[Data items]
━━━━━━
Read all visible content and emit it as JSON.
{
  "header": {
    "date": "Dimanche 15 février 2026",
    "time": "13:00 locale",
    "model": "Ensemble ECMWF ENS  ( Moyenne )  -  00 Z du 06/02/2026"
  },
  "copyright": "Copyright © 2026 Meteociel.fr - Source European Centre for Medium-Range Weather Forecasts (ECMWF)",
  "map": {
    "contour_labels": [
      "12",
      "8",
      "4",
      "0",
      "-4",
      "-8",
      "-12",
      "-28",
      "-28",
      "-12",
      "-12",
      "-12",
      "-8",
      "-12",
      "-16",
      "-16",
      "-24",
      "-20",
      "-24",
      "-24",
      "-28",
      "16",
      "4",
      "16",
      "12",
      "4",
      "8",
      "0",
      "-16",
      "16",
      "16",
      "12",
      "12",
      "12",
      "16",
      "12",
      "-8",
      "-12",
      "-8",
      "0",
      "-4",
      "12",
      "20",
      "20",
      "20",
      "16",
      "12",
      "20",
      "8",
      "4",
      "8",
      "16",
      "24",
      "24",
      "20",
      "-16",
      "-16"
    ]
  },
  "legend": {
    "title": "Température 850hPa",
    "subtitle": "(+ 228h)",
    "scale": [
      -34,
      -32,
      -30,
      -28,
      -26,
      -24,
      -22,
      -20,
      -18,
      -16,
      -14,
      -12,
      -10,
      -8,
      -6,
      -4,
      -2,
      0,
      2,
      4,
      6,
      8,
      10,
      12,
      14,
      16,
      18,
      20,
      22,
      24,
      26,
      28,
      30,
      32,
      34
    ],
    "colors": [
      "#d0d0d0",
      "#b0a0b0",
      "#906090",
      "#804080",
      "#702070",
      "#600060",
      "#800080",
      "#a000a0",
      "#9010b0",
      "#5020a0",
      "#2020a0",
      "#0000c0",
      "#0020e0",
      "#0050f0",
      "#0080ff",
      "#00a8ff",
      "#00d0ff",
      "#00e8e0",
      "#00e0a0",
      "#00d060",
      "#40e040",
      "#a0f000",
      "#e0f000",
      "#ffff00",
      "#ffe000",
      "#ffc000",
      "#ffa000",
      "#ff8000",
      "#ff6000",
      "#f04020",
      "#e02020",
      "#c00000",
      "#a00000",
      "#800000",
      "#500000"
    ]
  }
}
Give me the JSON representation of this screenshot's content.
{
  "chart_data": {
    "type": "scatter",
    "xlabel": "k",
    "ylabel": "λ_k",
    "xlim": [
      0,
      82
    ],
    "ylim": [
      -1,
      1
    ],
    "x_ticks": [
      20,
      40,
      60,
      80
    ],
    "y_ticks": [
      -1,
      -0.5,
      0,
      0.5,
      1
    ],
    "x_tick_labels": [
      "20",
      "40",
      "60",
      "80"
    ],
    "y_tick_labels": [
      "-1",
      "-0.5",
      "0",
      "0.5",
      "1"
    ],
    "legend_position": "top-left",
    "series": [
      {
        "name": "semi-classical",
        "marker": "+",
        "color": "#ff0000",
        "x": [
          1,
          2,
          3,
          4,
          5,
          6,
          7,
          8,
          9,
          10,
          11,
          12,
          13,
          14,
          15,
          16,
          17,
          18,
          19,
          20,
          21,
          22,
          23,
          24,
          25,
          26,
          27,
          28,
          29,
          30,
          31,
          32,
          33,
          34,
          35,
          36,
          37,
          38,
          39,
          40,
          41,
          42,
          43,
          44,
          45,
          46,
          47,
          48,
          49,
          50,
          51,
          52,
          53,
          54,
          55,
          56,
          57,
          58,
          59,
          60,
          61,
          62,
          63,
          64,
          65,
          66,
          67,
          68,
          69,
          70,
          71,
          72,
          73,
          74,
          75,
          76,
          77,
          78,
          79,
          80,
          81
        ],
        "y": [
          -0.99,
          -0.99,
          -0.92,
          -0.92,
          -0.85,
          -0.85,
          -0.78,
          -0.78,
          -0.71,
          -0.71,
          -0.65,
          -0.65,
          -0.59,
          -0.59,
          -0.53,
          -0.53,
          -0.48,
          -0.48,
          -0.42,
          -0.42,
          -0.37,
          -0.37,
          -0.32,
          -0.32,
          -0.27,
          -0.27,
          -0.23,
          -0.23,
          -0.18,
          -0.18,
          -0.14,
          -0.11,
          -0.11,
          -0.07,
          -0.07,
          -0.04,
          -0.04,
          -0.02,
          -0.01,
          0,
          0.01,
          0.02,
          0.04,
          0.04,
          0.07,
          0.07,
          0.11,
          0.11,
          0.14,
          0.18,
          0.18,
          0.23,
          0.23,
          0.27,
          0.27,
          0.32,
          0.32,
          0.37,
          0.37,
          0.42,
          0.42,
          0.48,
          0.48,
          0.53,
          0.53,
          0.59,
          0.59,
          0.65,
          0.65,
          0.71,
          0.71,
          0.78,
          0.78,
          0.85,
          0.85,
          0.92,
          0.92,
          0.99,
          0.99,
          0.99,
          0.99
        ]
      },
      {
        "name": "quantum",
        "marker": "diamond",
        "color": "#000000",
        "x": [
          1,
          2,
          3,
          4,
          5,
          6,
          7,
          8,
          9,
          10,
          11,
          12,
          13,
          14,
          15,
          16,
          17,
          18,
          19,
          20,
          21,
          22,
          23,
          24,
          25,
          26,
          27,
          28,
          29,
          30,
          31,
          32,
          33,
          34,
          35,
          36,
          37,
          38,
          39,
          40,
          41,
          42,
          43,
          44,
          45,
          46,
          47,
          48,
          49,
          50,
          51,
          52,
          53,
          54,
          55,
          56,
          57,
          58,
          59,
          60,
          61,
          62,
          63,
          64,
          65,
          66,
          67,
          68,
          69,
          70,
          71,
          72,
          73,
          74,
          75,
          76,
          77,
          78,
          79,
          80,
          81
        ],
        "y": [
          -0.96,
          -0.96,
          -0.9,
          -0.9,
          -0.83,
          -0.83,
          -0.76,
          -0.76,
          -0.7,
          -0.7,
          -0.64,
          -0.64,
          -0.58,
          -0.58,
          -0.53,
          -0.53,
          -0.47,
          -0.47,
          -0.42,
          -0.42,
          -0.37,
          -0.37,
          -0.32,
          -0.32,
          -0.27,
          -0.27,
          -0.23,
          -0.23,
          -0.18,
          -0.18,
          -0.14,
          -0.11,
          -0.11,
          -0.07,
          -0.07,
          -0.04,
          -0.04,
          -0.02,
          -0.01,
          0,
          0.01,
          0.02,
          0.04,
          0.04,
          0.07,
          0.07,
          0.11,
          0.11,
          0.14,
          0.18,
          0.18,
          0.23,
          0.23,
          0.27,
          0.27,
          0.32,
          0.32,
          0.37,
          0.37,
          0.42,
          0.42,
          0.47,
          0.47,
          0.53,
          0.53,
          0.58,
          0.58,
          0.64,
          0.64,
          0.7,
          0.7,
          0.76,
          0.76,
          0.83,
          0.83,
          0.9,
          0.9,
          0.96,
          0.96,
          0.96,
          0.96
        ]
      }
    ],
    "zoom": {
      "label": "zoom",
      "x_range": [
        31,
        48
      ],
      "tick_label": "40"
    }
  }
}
━━━━━━
*EXERCISE TASK*: Restate every record exactly, leaving nothing out.

*ANSWER*:
Read all visible content and emit it as JSON.
{
  "header": {
    "date": "Dimanche 15 février 2026",
    "time": "13:00 locale",
    "model": "Ensemble ECMWF ENS  ( Moyenne )  -  00 Z du 06/02/2026"
  },
  "copyright": "Copyright © 2026 Meteociel.fr - Source European Centre for Medium-Range Weather Forecasts (ECMWF)",
  "map": {
    "contour_labels": [
      "12",
      "8",
      "4",
      "0",
      "-4",
      "-8",
      "-12",
      "-28",
      "-28",
      "-12",
      "-12",
      "-12",
      "-8",
      "-12",
      "-16",
      "-16",
      "-24",
      "-20",
      "-24",
      "-24",
      "-28",
      "16",
      "4",
      "16",
      "12",
      "4",
      "8",
      "0",
      "-16",
      "16",
      "16",
      "12",
      "12",
      "12",
      "16",
      "12",
      "-8",
      "-12",
      "-8",
      "0",
      "-4",
      "12",
      "20",
      "20",
      "20",
      "16",
      "12",
      "20",
      "8",
      "4",
      "8",
      "16",
      "24",
      "24",
      "20",
      "-16",
      "-16"
    ]
  },
  "legend": {
    "title": "Température 850hPa",
    "subtitle": "(+ 228h)",
    "scale": [
      -34,
      -32,
      -30,
      -28,
      -26,
      -24,
      -22,
      -20,
      -18,
      -16,
      -14,
      -12,
      -10,
      -8,
      -6,
      -4,
      -2,
      0,
      2,
      4,
      6,
      8,
      10,
      12,
      14,
      16,
      18,
      20,
      22,
      24,
      26,
      28,
      30,
      32,
      34
    ],
    "colors": [
      "#d0d0d0",
      "#b0a0b0",
      "#906090",
      "#804080",
      "#702070",
      "#600060",
      "#800080",
      "#a000a0",
      "#9010b0",
      "#5020a0",
      "#2020a0",
      "#0000c0",
      "#0020e0",
      "#0050f0",
      "#0080ff",
      "#00a8ff",
      "#00d0ff",
      "#00e8e0",
      "#00e0a0",
      "#00d060",
      "#40e040",
      "#a0f000",
      "#e0f000",
      "#ffff00",
      "#ffe000",
      "#ffc000",
      "#ffa000",
      "#ff8000",
      "#ff6000",
      "#f04020",
      "#e02020",
      "#c00000",
      "#a00000",
      "#800000",
      "#500000"
    ]
  }
}
Give me the JSON representation of this screenshot's content.
{
  "chart_data": {
    "type": "scatter",
    "xlabel": "k",
    "ylabel": "λ_k",
    "xlim": [
      0,
      82
    ],
    "ylim": [
      -1,
      1
    ],
    "x_ticks": [
      20,
      40,
      60,
      80
    ],
    "y_ticks": [
      -1,
      -0.5,
      0,
      0.5,
      1
    ],
    "x_tick_labels": [
      "20",
      "40",
      "60",
      "80"
    ],
    "y_tick_labels": [
      "-1",
      "-0.5",
      "0",
      "0.5",
      "1"
    ],
    "legend_position": "top-left",
    "series": [
      {
        "name": "semi-classical",
        "marker": "+",
        "color": "#ff0000",
        "x": [
          1,
          2,
          3,
          4,
          5,
          6,
          7,
          8,
          9,
          10,
          11,
          12,
          13,
          14,
          15,
          16,
          17,
          18,
          19,
          20,
          21,
          22,
          23,
          24,
          25,
          26,
          27,
          28,
          29,
          30,
          31,
          32,
          33,
          34,
          35,
          36,
          37,
          38,
          39,
          40,
          41,
          42,
          43,
          44,
          45,
          46,
          47,
          48,
          49,
          50,
          51,
          52,
          53,
          54,
          55,
          56,
          57,
          58,
          59,
          60,
          61,
          62,
          63,
          64,
          65,
          66,
          67,
          68,
          69,
          70,
          71,
          72,
          73,
          74,
          75,
          76,
          77,
          78,
          79,
          80,
          81
        ],
        "y": [
          -0.99,
          -0.99,
          -0.92,
          -0.92,
          -0.85,
          -0.85,
          -0.78,
          -0.78,
          -0.71,
          -0.71,
          -0.65,
          -0.65,
          -0.59,
          -0.59,
          -0.53,
          -0.53,
          -0.48,
          -0.48,
          -0.42,
          -0.42,
          -0.37,
          -0.37,
          -0.32,
          -0.32,
          -0.27,
          -0.27,
          -0.23,
          -0.23,
          -0.18,
          -0.18,
          -0.14,
          -0.11,
          -0.11,
          -0.07,
          -0.07,
          -0.04,
          -0.04,
          -0.02,
          -0.01,
          0,
          0.01,
          0.02,
          0.04,
          0.04,
          0.07,
          0.07,
          0.11,
          0.11,
          0.14,
          0.18,
          0.18,
          0.23,
          0.23,
          0.27,
          0.27,
          0.32,
          0.32,
          0.37,
          0.37,
          0.42,
          0.42,
          0.48,
          0.48,
          0.53,
          0.53,
          0.59,
          0.59,
          0.65,
          0.65,
          0.71,
          0.71,
          0.78,
          0.78,
          0.85,
          0.85,
          0.92,
          0.92,
          0.99,
          0.99,
          0.99,
          0.99
        ]
      },
      {
        "name": "quantum",
        "marker": "diamond",
        "color": "#000000",
        "x": [
          1,
          2,
          3,
          4,
          5,
          6,
          7,
          8,
          9,
          10,
          11,
          12,
          13,
          14,
          15,
          16,
          17,
          18,
          19,
          20,
          21,
          22,
          23,
          24,
          25,
          26,
          27,
          28,
          29,
          30,
          31,
          32,
          33,
          34,
          35,
          36,
          37,
          38,
          39,
          40,
          41,
          42,
          43,
          44,
          45,
          46,
          47,
          48,
          49,
          50,
          51,
          52,
          53,
          54,
          55,
          56,
          57,
          58,
          59,
          60,
          61,
          62,
          63,
          64,
          65,
          66,
          67,
          68,
          69,
          70,
          71,
          72,
          73,
          74,
          75,
          76,
          77,
          78,
          79,
          80,
          81
        ],
        "y": [
          -0.96,
          -0.96,
          -0.9,
          -0.9,
          -0.83,
          -0.83,
          -0.76,
          -0.76,
          -0.7,
          -0.7,
          -0.64,
          -0.64,
          -0.58,
          -0.58,
          -0.53,
          -0.53,
          -0.47,
          -0.47,
          -0.42,
          -0.42,
          -0.37,
          -0.37,
          -0.32,
          -0.32,
          -0.27,
          -0.27,
          -0.23,
          -0.23,
          -0.18,
          -0.18,
          -0.14,
          -0.11,
          -0.11,
          -0.07,
          -0.07,
          -0.04,
          -0.04,
          -0.02,
          -0.01,
          0,
          0.01,
          0.02,
          0.04,
          0.04,
          0.07,
          0.07,
          0.11,
          0.11,
          0.14,
          0.18,
          0.18,
          0.23,
          0.23,
          0.27,
          0.27,
          0.32,
          0.32,
          0.37,
          0.37,
          0.42,
          0.42,
          0.47,
          0.47,
          0.53,
          0.53,
          0.58,
          0.58,
          0.64,
          0.64,
          0.7,
          0.7,
          0.76,
          0.76,
          0.83,
          0.83,
          0.9,
          0.9,
          0.96,
          0.96,
          0.96,
          0.96
        ]
      }
    ],
    "zoom": {
      "label": "zoom",
      "x_range": [
        31,
        48
      ],
      "tick_label": "40"
    }
  }
}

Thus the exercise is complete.